→ **Exercise directions**
Give the data a second time, exactly and in full.
═══ Extracted records ═══
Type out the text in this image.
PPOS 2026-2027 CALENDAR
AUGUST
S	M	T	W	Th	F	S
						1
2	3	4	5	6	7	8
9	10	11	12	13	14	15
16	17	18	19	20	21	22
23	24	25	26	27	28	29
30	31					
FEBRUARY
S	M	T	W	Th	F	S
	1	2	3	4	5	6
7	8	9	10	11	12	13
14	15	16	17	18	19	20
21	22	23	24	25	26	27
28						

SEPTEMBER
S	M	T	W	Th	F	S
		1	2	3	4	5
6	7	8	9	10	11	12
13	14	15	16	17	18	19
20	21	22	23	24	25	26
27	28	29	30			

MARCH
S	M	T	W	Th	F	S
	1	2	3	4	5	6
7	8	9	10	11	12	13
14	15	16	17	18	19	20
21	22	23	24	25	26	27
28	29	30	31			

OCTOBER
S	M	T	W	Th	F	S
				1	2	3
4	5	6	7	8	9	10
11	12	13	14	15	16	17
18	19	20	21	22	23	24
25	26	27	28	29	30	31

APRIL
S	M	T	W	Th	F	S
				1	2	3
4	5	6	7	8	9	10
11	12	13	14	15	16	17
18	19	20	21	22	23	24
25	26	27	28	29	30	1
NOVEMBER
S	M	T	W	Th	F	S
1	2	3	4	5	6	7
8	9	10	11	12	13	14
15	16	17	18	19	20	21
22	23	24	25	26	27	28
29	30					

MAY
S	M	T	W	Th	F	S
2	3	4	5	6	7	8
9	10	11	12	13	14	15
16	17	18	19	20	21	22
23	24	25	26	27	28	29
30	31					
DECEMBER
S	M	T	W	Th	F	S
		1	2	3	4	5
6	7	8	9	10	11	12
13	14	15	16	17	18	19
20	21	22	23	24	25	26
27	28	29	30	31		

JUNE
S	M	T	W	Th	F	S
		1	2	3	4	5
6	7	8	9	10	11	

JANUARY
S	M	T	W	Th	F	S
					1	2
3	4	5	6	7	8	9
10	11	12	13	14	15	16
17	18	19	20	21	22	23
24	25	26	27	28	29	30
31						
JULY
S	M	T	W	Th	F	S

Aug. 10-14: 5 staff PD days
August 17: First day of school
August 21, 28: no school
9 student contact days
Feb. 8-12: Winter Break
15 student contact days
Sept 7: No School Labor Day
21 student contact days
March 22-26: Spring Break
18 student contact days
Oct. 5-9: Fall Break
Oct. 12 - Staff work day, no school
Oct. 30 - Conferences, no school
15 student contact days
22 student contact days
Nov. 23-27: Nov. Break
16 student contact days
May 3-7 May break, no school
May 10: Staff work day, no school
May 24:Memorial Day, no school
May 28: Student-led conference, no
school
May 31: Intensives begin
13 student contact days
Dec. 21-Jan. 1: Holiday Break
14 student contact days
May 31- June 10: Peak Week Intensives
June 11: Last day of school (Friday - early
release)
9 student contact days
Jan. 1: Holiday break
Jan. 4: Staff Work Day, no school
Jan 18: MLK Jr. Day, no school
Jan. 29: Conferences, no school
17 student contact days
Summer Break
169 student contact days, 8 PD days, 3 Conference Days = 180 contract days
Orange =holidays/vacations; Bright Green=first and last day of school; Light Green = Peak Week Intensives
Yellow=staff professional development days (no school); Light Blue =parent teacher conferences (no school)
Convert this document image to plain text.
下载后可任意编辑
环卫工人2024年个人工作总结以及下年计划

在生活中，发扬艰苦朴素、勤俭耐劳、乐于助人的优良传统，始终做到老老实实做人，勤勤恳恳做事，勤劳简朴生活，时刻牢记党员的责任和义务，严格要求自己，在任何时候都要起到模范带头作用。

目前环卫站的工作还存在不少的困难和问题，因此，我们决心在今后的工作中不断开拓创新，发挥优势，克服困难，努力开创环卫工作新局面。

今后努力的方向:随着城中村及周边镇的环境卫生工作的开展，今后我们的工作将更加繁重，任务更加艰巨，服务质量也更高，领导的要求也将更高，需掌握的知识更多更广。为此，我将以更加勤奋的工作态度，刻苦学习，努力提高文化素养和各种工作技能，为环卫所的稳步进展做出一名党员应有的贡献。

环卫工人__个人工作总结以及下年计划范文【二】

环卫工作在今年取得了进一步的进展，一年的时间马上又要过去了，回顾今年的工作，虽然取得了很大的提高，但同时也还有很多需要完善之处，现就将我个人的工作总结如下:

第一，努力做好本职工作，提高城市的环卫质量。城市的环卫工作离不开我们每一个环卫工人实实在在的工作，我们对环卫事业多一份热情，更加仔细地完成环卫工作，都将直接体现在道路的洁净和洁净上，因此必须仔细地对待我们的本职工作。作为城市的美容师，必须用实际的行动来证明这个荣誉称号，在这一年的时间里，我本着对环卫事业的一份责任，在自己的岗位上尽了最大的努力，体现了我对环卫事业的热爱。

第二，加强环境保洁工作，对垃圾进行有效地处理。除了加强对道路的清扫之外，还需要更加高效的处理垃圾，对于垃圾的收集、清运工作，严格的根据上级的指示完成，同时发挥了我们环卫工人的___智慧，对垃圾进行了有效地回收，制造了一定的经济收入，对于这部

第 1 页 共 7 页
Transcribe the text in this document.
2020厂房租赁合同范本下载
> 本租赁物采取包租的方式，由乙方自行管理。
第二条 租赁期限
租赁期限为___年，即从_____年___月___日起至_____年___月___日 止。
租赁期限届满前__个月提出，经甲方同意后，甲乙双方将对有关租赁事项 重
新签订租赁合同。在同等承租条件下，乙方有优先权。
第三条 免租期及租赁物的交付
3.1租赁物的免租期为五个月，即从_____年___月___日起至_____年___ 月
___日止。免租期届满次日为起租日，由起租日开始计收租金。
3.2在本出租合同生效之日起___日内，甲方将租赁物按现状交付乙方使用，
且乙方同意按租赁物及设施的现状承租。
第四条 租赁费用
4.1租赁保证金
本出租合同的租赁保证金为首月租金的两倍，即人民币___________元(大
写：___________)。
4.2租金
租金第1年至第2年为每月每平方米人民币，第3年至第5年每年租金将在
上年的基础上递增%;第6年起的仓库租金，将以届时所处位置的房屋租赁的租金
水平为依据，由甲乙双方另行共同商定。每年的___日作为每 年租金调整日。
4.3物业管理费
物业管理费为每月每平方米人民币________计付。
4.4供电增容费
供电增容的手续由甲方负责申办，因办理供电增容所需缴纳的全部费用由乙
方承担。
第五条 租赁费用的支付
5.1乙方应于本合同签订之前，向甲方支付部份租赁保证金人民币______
═══
→ **Finished answer**
Type out the text in this image.
PPOS 2026-2027 CALENDAR
AUGUST
S	M	T	W	Th	F	S
						1
2	3	4	5	6	7	8
9	10	11	12	13	14	15
16	17	18	19	20	21	22
23	24	25	26	27	28	29
30	31					
FEBRUARY
S	M	T	W	Th	F	S
	1	2	3	4	5	6
7	8	9	10	11	12	13
14	15	16	17	18	19	20
21	22	23	24	25	26	27
28						

SEPTEMBER
S	M	T	W	Th	F	S
		1	2	3	4	5
6	7	8	9	10	11	12
13	14	15	16	17	18	19
20	21	22	23	24	25	26
27	28	29	30			

MARCH
S	M	T	W	Th	F	S
	1	2	3	4	5	6
7	8	9	10	11	12	13
14	15	16	17	18	19	20
21	22	23	24	25	26	27
28	29	30	31			

OCTOBER
S	M	T	W	Th	F	S
				1	2	3
4	5	6	7	8	9	10
11	12	13	14	15	16	17
18	19	20	21	22	23	24
25	26	27	28	29	30	31

APRIL
S	M	T	W	Th	F	S
				1	2	3
4	5	6	7	8	9	10
11	12	13	14	15	16	17
18	19	20	21	22	23	24
25	26	27	28	29	30	1
NOVEMBER
S	M	T	W	Th	F	S
1	2	3	4	5	6	7
8	9	10	11	12	13	14
15	16	17	18	19	20	21
22	23	24	25	26	27	28
29	30					

MAY
S	M	T	W	Th	F	S
2	3	4	5	6	7	8
9	10	11	12	13	14	15
16	17	18	19	20	21	22
23	24	25	26	27	28	29
30	31					
DECEMBER
S	M	T	W	Th	F	S
		1	2	3	4	5
6	7	8	9	10	11	12
13	14	15	16	17	18	19
20	21	22	23	24	25	26
27	28	29	30	31		

JUNE
S	M	T	W	Th	F	S
		1	2	3	4	5
6	7	8	9	10	11	

JANUARY
S	M	T	W	Th	F	S
					1	2
3	4	5	6	7	8	9
10	11	12	13	14	15	16
17	18	19	20	21	22	23
24	25	26	27	28	29	30
31						
JULY
S	M	T	W	Th	F	S

Aug. 10-14: 5 staff PD days
August 17: First day of school
August 21, 28: no school
9 student contact days
Feb. 8-12: Winter Break
15 student contact days
Sept 7: No School Labor Day
21 student contact days
March 22-26: Spring Break
18 student contact days
Oct. 5-9: Fall Break
Oct. 12 - Staff work day, no school
Oct. 30 - Conferences, no school
15 student contact days
22 student contact days
Nov. 23-27: Nov. Break
16 student contact days
May 3-7 May break, no school
May 10: Staff work day, no school
May 24:Memorial Day, no school
May 28: Student-led conference, no
school
May 31: Intensives begin
13 student contact days
Dec. 21-Jan. 1: Holiday Break
14 student contact days
May 31- June 10: Peak Week Intensives
June 11: Last day of school (Friday - early
release)
9 student contact days
Jan. 1: Holiday break
Jan. 4: Staff Work Day, no school
Jan 18: MLK Jr. Day, no school
Jan. 29: Conferences, no school
17 student contact days
Summer Break
169 student contact days, 8 PD days, 3 Conference Days = 180 contract days
Orange =holidays/vacations; Bright Green=first and last day of school; Light Green = Peak Week Intensives
Yellow=staff professional development days (no school); Light Blue =parent teacher conferences (no school)
Convert this document image to plain text.
下载后可任意编辑
环卫工人2024年个人工作总结以及下年计划

在生活中，发扬艰苦朴素、勤俭耐劳、乐于助人的优良传统，始终做到老老实实做人，勤勤恳恳做事，勤劳简朴生活，时刻牢记党员的责任和义务，严格要求自己，在任何时候都要起到模范带头作用。

目前环卫站的工作还存在不少的困难和问题，因此，我们决心在今后的工作中不断开拓创新，发挥优势，克服困难，努力开创环卫工作新局面。

今后努力的方向:随着城中村及周边镇的环境卫生工作的开展，今后我们的工作将更加繁重，任务更加艰巨，服务质量也更高，领导的要求也将更高，需掌握的知识更多更广。为此，我将以更加勤奋的工作态度，刻苦学习，努力提高文化素养和各种工作技能，为环卫所的稳步进展做出一名党员应有的贡献。

环卫工人__个人工作总结以及下年计划范文【二】

环卫工作在今年取得了进一步的进展，一年的时间马上又要过去了，回顾今年的工作，虽然取得了很大的提高，但同时也还有很多需要完善之处，现就将我个人的工作总结如下:

第一，努力做好本职工作，提高城市的环卫质量。城市的环卫工作离不开我们每一个环卫工人实实在在的工作，我们对环卫事业多一份热情，更加仔细地完成环卫工作，都将直接体现在道路的洁净和洁净上，因此必须仔细地对待我们的本职工作。作为城市的美容师，必须用实际的行动来证明这个荣誉称号，在这一年的时间里，我本着对环卫事业的一份责任，在自己的岗位上尽了最大的努力，体现了我对环卫事业的热爱。

第二，加强环境保洁工作，对垃圾进行有效地处理。除了加强对道路的清扫之外，还需要更加高效的处理垃圾，对于垃圾的收集、清运工作，严格的根据上级的指示完成，同时发挥了我们环卫工人的___智慧，对垃圾进行了有效地回收，制造了一定的经济收入，对于这部

第 1 页 共 7 页
Transcribe the text in this document.
2020厂房租赁合同范本下载
> 本租赁物采取包租的方式，由乙方自行管理。
第二条 租赁期限
租赁期限为___年，即从_____年___月___日起至_____年___月___日 止。
租赁期限届满前__个月提出，经甲方同意后，甲乙双方将对有关租赁事项 重
新签订租赁合同。在同等承租条件下，乙方有优先权。
第三条 免租期及租赁物的交付
3.1租赁物的免租期为五个月，即从_____年___月___日起至_____年___ 月
___日止。免租期届满次日为起租日，由起租日开始计收租金。
3.2在本出租合同生效之日起___日内，甲方将租赁物按现状交付乙方使用，
且乙方同意按租赁物及设施的现状承租。
第四条 租赁费用
4.1租赁保证金
本出租合同的租赁保证金为首月租金的两倍，即人民币___________元(大
写：___________)。
4.2租金
租金第1年至第2年为每月每平方米人民币，第3年至第5年每年租金将在
上年的基础上递增%;第6年起的仓库租金，将以届时所处位置的房屋租赁的租金
水平为依据，由甲乙双方另行共同商定。每年的___日作为每 年租金调整日。
4.3物业管理费
物业管理费为每月每平方米人民币________计付。
4.4供电增容费
供电增容的手续由甲方负责申办，因办理供电增容所需缴纳的全部费用由乙
方承担。
第五条 租赁费用的支付
5.1乙方应于本合同签订之前，向甲方支付部份租赁保证金人民币______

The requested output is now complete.